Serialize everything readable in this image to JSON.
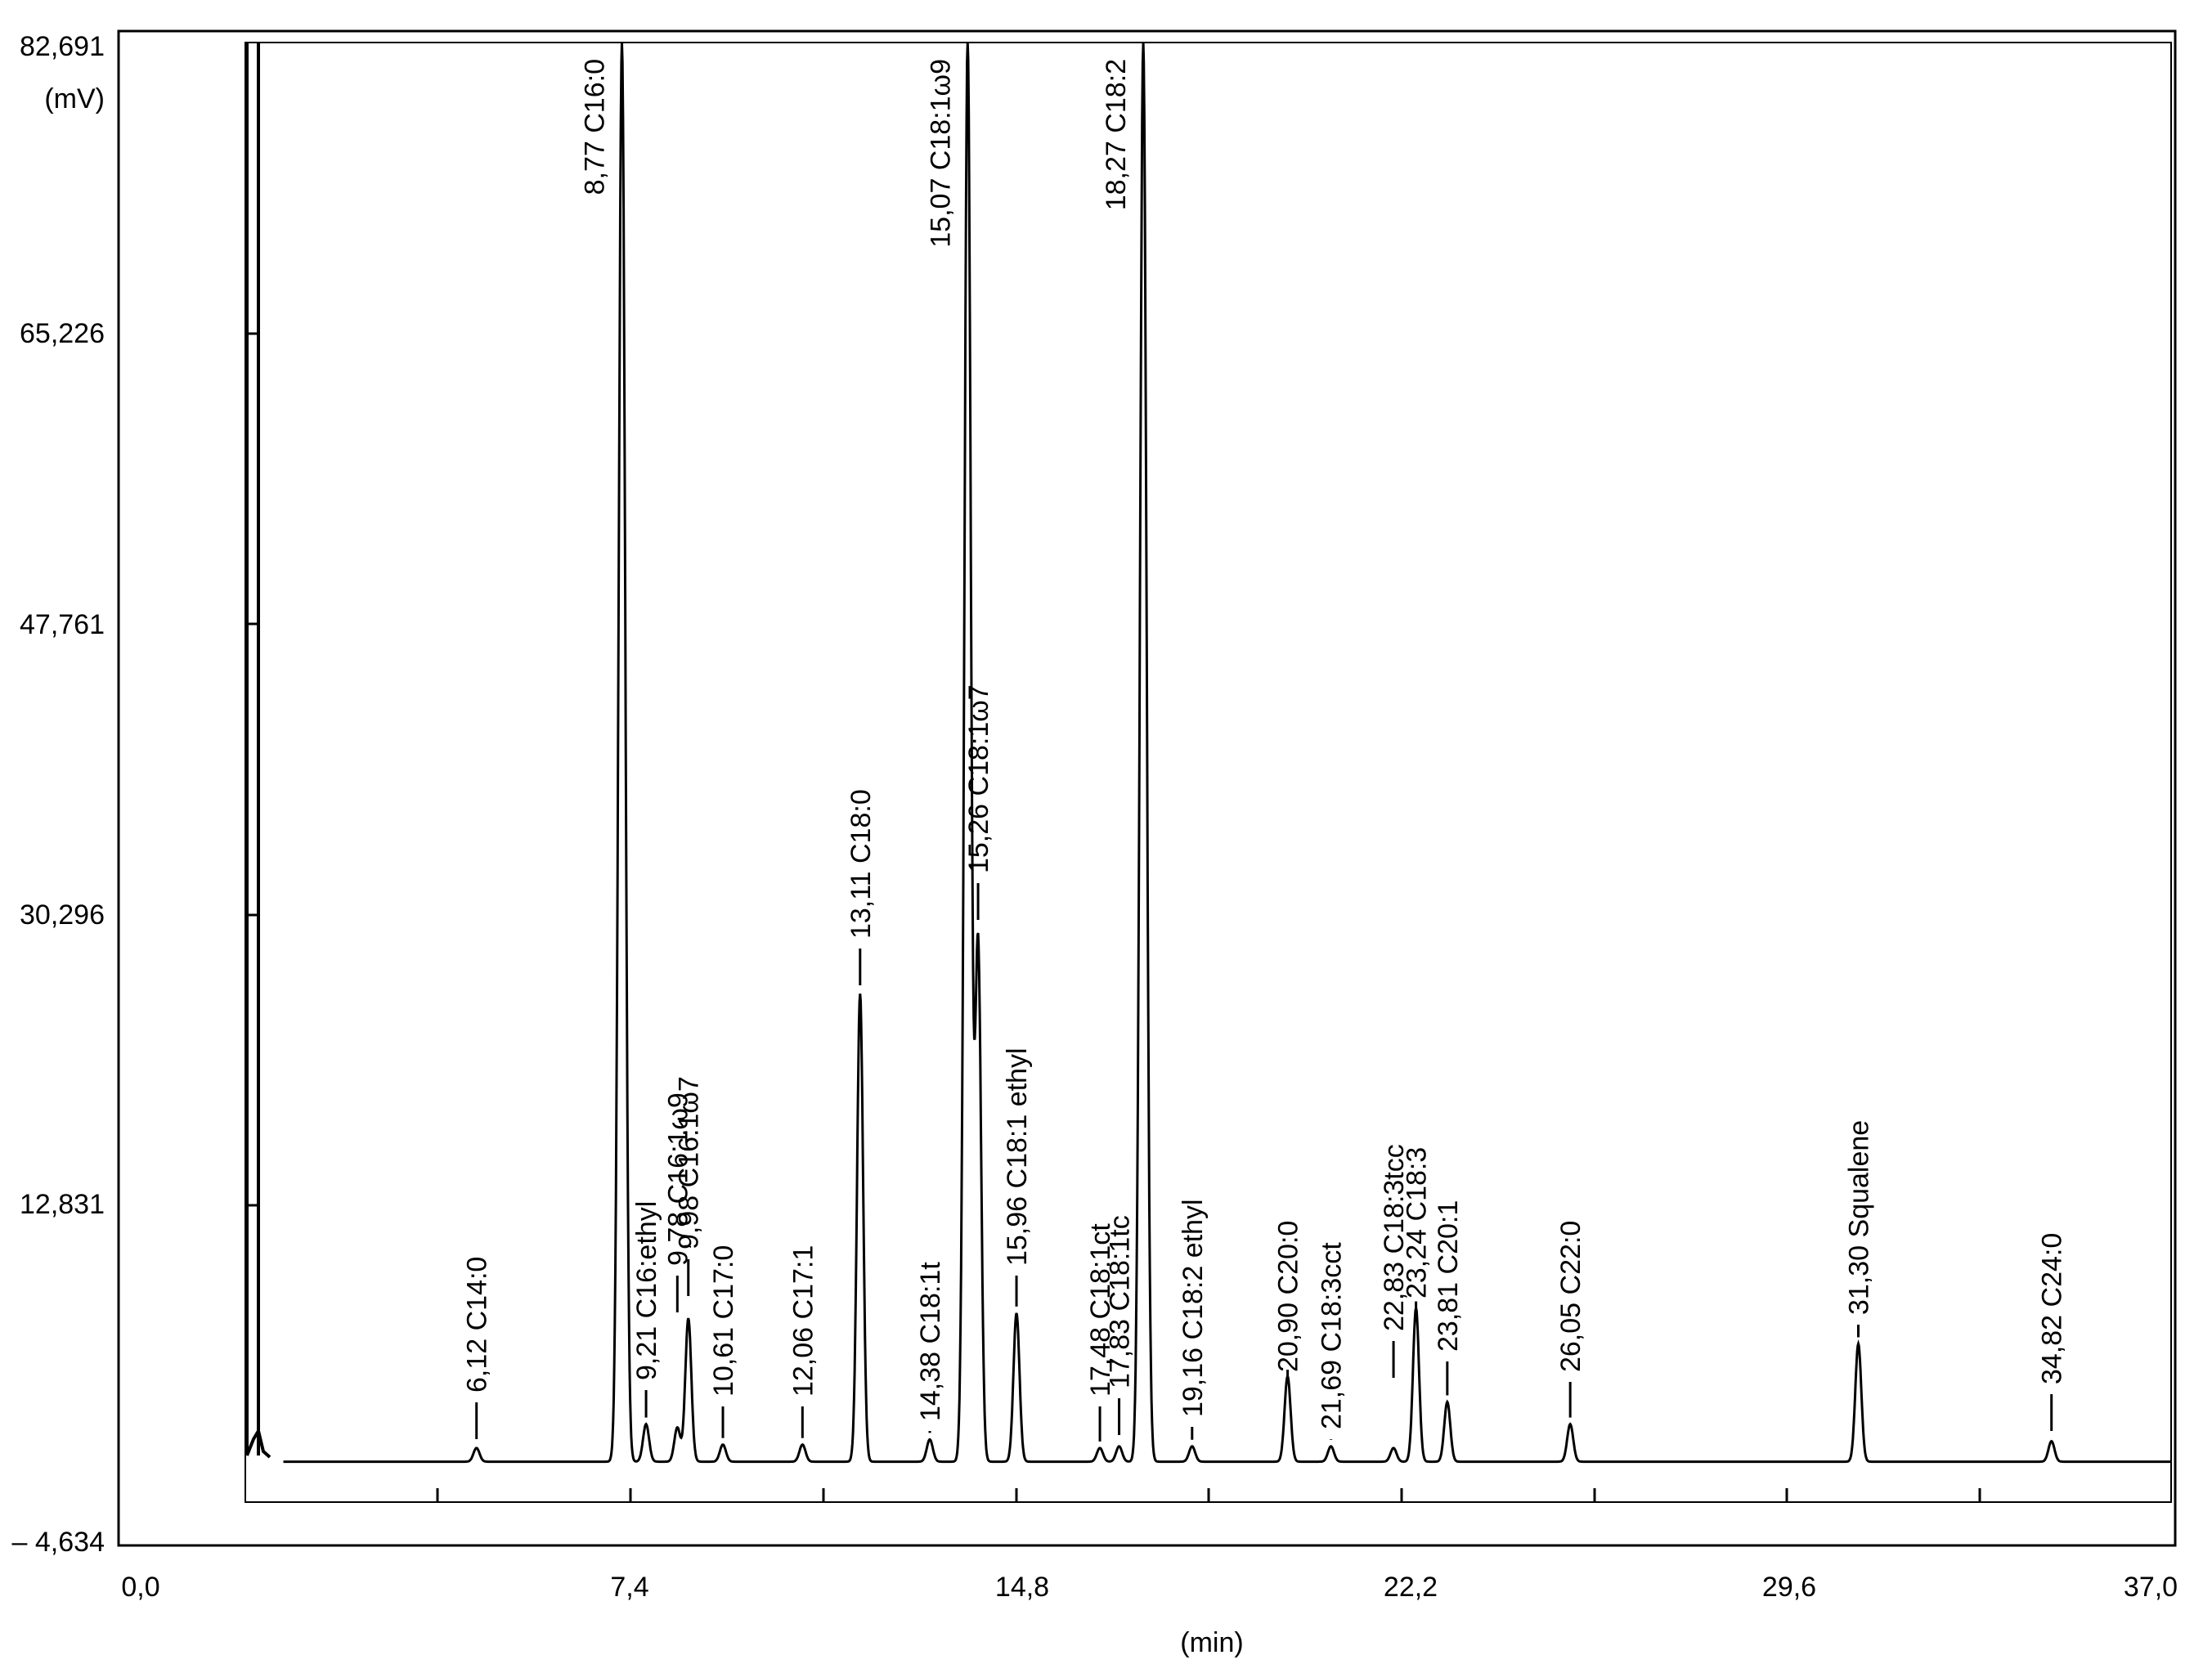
{
  "chart_data": {
    "type": "line",
    "ylabel": "(mV)",
    "xlabel": "(min)",
    "x_tick_labels": [
      "0,0",
      "7,4",
      "14,8",
      "22,2",
      "29,6",
      "37,0"
    ],
    "y_tick_labels": [
      "82,691",
      "65,226",
      "47,761",
      "30,296",
      "12,831",
      "– 4,634"
    ],
    "xlim": [
      0,
      37
    ],
    "ylim": [
      -4.634,
      82.691
    ],
    "baseline": -0.4,
    "peaks": [
      {
        "label": "6,12 C14:0",
        "rt": 6.12,
        "height": 0.4
      },
      {
        "label": "8,77 C16:0",
        "rt": 8.77,
        "height": 82.691
      },
      {
        "label": "9,21 C16:ethyl",
        "rt": 9.21,
        "height": 1.8
      },
      {
        "label": "9,78 C16:1ω9",
        "rt": 9.78,
        "height": 1.6
      },
      {
        "label": "9,98 C16:1ω7",
        "rt": 9.98,
        "height": 8.0
      },
      {
        "label": "10,61 C17:0",
        "rt": 10.61,
        "height": 0.6
      },
      {
        "label": "12,06 C17:1",
        "rt": 12.06,
        "height": 0.6
      },
      {
        "label": "13,11 C18:0",
        "rt": 13.11,
        "height": 27.0
      },
      {
        "label": "14,38 C18:1t",
        "rt": 14.38,
        "height": 0.9
      },
      {
        "label": "15,07 C18:1ω9",
        "rt": 15.07,
        "height": 82.691
      },
      {
        "label": "15,26 C18:1ω7",
        "rt": 15.26,
        "height": 30.0
      },
      {
        "label": "15,96 C18:1 ethyl",
        "rt": 15.96,
        "height": 8.3
      },
      {
        "label": "17,48 C18:1ct",
        "rt": 17.48,
        "height": 0.4
      },
      {
        "label": "17,83 C18:1tc",
        "rt": 17.83,
        "height": 0.5
      },
      {
        "label": "18,27 C18:2",
        "rt": 18.27,
        "height": 82.691
      },
      {
        "label": "19,16 C18:2 ethyl",
        "rt": 19.16,
        "height": 0.5
      },
      {
        "label": "20,90 C20:0",
        "rt": 20.9,
        "height": 4.6
      },
      {
        "label": "21,69 C18:3cct",
        "rt": 21.69,
        "height": 0.5
      },
      {
        "label": "22,83 C18:3tcc",
        "rt": 22.83,
        "height": 0.4
      },
      {
        "label": "23,24 C18:3",
        "rt": 23.24,
        "height": 8.6
      },
      {
        "label": "23,81 C20:1",
        "rt": 23.81,
        "height": 3.1
      },
      {
        "label": "26,05 C22:0",
        "rt": 26.05,
        "height": 1.8
      },
      {
        "label": "31,30 Squalene",
        "rt": 31.3,
        "height": 6.5
      },
      {
        "label": "34,82 C24:0",
        "rt": 34.82,
        "height": 0.8
      }
    ]
  }
}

──────────────────────────────

▸ WHAT IS ASKED
Output all of the records exactly as they appear above, but not the pictures.

▸ CORRECT ANSWER
Serialize everything readable in this image to JSON.
{
  "chart_data": {
    "type": "line",
    "ylabel": "(mV)",
    "xlabel": "(min)",
    "x_tick_labels": [
      "0,0",
      "7,4",
      "14,8",
      "22,2",
      "29,6",
      "37,0"
    ],
    "y_tick_labels": [
      "82,691",
      "65,226",
      "47,761",
      "30,296",
      "12,831",
      "– 4,634"
    ],
    "xlim": [
      0,
      37
    ],
    "ylim": [
      -4.634,
      82.691
    ],
    "baseline": -0.4,
    "peaks": [
      {
        "label": "6,12 C14:0",
        "rt": 6.12,
        "height": 0.4
      },
      {
        "label": "8,77 C16:0",
        "rt": 8.77,
        "height": 82.691
      },
      {
        "label": "9,21 C16:ethyl",
        "rt": 9.21,
        "height": 1.8
      },
      {
        "label": "9,78 C16:1ω9",
        "rt": 9.78,
        "height": 1.6
      },
      {
        "label": "9,98 C16:1ω7",
        "rt": 9.98,
        "height": 8.0
      },
      {
        "label": "10,61 C17:0",
        "rt": 10.61,
        "height": 0.6
      },
      {
        "label": "12,06 C17:1",
        "rt": 12.06,
        "height": 0.6
      },
      {
        "label": "13,11 C18:0",
        "rt": 13.11,
        "height": 27.0
      },
      {
        "label": "14,38 C18:1t",
        "rt": 14.38,
        "height": 0.9
      },
      {
        "label": "15,07 C18:1ω9",
        "rt": 15.07,
        "height": 82.691
      },
      {
        "label": "15,26 C18:1ω7",
        "rt": 15.26,
        "height": 30.0
      },
      {
        "label": "15,96 C18:1 ethyl",
        "rt": 15.96,
        "height": 8.3
      },
      {
        "label": "17,48 C18:1ct",
        "rt": 17.48,
        "height": 0.4
      },
      {
        "label": "17,83 C18:1tc",
        "rt": 17.83,
        "height": 0.5
      },
      {
        "label": "18,27 C18:2",
        "rt": 18.27,
        "height": 82.691
      },
      {
        "label": "19,16 C18:2 ethyl",
        "rt": 19.16,
        "height": 0.5
      },
      {
        "label": "20,90 C20:0",
        "rt": 20.9,
        "height": 4.6
      },
      {
        "label": "21,69 C18:3cct",
        "rt": 21.69,
        "height": 0.5
      },
      {
        "label": "22,83 C18:3tcc",
        "rt": 22.83,
        "height": 0.4
      },
      {
        "label": "23,24 C18:3",
        "rt": 23.24,
        "height": 8.6
      },
      {
        "label": "23,81 C20:1",
        "rt": 23.81,
        "height": 3.1
      },
      {
        "label": "26,05 C22:0",
        "rt": 26.05,
        "height": 1.8
      },
      {
        "label": "31,30 Squalene",
        "rt": 31.3,
        "height": 6.5
      },
      {
        "label": "34,82 C24:0",
        "rt": 34.82,
        "height": 0.8
      }
    ]
  }
}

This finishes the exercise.